= Exercise prompt =
Show every line of the listing below that contains the string "sublabel", copying each line in full. Case counts.

= Given data =
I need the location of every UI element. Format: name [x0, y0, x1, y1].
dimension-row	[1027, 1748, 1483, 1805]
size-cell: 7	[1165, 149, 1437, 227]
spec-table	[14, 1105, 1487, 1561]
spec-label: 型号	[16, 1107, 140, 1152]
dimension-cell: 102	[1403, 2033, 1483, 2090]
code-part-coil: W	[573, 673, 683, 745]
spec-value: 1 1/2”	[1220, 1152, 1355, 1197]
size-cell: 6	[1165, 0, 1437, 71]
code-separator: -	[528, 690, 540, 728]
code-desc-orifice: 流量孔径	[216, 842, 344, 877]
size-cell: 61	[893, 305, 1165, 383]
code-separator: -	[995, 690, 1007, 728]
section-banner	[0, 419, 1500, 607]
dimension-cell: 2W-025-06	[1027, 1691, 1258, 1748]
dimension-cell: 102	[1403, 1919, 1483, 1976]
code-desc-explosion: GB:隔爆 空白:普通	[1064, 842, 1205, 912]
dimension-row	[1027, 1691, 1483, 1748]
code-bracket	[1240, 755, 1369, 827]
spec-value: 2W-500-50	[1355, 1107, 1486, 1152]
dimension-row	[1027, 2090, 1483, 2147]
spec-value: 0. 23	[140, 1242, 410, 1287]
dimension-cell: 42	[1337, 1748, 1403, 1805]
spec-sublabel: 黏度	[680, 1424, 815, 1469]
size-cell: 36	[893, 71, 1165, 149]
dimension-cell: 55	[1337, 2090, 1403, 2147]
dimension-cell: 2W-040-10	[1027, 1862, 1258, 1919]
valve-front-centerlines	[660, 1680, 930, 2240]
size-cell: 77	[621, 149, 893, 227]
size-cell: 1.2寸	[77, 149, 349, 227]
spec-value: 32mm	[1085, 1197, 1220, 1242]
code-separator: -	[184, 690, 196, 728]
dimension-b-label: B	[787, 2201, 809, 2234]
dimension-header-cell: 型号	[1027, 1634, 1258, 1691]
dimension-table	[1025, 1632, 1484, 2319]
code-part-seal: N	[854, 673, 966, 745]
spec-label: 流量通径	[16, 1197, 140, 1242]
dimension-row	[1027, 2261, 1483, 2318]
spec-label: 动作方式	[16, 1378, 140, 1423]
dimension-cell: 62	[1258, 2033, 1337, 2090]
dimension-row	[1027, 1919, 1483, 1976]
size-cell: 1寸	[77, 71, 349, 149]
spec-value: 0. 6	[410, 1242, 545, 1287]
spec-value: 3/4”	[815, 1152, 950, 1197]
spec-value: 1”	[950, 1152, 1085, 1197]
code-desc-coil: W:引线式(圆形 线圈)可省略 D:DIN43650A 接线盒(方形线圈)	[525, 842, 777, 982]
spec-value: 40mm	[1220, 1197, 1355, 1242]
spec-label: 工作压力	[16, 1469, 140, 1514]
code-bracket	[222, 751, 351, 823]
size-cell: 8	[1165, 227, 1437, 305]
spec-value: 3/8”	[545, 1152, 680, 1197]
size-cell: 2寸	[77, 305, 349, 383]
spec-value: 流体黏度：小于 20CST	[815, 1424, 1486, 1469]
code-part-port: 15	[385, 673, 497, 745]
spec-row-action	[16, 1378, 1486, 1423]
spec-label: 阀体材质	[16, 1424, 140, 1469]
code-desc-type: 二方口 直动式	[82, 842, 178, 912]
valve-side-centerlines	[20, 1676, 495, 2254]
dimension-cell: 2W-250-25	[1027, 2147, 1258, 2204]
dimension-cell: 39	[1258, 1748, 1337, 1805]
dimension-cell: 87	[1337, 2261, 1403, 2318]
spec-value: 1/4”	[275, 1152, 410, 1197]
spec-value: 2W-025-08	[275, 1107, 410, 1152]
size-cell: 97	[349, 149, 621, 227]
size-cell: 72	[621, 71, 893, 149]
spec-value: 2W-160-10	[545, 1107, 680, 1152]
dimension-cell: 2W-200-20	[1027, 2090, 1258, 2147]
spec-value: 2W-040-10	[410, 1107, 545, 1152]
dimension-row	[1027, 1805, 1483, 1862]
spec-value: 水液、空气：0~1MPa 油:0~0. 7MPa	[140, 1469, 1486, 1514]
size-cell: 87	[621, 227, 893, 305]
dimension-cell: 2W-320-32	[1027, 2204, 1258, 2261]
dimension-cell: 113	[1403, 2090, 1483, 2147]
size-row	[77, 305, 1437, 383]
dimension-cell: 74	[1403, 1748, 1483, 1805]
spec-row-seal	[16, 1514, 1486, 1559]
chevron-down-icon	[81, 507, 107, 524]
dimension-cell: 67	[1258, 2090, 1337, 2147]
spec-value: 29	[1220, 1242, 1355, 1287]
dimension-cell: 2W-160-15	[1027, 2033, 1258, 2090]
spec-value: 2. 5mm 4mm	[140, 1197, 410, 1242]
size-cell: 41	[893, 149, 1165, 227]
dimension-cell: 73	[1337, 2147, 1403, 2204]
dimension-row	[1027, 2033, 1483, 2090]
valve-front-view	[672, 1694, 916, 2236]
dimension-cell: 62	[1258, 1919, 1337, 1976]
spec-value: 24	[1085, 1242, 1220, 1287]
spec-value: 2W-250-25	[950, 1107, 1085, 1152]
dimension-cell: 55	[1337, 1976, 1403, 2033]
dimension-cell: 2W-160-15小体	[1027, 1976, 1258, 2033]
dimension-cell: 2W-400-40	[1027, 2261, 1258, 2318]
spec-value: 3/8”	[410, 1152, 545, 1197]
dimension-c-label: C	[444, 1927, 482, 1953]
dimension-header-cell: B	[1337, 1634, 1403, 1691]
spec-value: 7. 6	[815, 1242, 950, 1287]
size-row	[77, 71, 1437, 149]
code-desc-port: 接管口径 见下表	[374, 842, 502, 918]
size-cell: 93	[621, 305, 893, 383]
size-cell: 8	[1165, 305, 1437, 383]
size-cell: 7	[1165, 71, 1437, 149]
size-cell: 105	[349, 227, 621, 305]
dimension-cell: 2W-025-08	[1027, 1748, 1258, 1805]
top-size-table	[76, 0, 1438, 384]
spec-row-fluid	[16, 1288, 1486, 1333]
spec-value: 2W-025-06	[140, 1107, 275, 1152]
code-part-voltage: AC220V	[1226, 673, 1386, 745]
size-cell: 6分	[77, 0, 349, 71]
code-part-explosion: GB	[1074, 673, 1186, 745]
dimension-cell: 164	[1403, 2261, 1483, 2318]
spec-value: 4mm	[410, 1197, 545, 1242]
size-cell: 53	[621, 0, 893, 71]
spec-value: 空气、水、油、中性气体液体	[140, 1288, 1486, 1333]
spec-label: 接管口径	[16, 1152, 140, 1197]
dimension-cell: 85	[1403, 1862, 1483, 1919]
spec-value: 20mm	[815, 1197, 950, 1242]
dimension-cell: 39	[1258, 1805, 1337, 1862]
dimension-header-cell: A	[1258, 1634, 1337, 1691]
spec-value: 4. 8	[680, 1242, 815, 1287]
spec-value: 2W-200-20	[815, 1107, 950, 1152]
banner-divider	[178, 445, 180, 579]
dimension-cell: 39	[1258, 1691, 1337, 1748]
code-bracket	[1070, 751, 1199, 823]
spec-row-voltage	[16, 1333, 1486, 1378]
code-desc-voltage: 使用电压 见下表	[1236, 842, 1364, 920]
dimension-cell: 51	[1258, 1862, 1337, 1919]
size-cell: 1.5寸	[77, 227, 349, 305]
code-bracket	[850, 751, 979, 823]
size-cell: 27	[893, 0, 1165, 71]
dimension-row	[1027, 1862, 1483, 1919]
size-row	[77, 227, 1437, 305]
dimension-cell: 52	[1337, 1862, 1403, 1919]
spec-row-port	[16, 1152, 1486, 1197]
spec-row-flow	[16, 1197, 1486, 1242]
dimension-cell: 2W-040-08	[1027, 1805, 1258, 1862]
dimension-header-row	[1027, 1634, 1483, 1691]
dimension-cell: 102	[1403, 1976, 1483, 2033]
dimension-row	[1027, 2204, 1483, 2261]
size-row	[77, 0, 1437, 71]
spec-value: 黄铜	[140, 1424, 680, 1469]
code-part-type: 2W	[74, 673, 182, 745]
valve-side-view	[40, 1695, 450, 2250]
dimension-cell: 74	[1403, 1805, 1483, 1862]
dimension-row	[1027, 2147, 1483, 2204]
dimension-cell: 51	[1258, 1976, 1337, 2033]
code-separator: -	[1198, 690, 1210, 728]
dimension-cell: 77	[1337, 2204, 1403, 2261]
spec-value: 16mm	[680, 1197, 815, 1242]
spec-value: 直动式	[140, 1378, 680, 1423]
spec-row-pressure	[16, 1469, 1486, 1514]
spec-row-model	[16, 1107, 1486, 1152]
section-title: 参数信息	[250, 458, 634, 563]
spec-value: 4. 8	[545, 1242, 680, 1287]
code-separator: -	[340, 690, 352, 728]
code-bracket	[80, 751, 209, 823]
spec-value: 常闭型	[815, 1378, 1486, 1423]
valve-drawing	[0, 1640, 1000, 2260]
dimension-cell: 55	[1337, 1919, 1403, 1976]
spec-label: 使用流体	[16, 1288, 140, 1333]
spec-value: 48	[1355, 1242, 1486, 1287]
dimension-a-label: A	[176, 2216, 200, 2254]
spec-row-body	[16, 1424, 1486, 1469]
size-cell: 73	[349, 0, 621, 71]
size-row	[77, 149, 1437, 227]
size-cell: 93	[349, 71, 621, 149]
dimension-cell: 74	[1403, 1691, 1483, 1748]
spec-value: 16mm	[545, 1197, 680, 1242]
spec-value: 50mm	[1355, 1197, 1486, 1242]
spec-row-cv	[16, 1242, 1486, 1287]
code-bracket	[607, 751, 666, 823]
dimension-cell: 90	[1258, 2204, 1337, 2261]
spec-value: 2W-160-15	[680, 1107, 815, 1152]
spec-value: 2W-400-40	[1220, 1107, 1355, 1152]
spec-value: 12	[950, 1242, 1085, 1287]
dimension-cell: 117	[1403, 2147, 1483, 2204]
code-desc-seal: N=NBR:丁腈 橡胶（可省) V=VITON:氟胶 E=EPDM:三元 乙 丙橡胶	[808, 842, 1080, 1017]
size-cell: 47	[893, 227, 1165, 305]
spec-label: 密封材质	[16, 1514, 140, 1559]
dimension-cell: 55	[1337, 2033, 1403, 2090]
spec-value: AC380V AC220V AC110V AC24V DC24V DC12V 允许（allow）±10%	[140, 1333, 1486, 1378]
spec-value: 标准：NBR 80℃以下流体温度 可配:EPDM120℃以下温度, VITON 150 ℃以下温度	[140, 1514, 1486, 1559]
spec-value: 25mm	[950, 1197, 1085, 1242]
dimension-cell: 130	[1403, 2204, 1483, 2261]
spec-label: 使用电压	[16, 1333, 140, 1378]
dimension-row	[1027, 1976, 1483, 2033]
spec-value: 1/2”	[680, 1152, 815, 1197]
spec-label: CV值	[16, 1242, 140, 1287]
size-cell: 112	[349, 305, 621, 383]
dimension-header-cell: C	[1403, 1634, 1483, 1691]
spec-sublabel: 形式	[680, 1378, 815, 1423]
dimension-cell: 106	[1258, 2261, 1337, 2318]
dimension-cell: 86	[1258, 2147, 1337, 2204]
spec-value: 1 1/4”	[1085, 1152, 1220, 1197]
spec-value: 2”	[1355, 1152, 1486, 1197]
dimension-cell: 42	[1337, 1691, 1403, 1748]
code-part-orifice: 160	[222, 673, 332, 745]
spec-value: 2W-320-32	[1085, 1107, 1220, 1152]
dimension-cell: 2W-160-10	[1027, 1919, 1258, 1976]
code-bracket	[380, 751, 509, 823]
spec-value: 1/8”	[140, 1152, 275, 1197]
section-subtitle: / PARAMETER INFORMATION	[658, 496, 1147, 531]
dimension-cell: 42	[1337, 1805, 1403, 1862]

= Task response =
spec-sublabel: 黏度	[680, 1424, 815, 1469]
spec-sublabel: 形式	[680, 1378, 815, 1423]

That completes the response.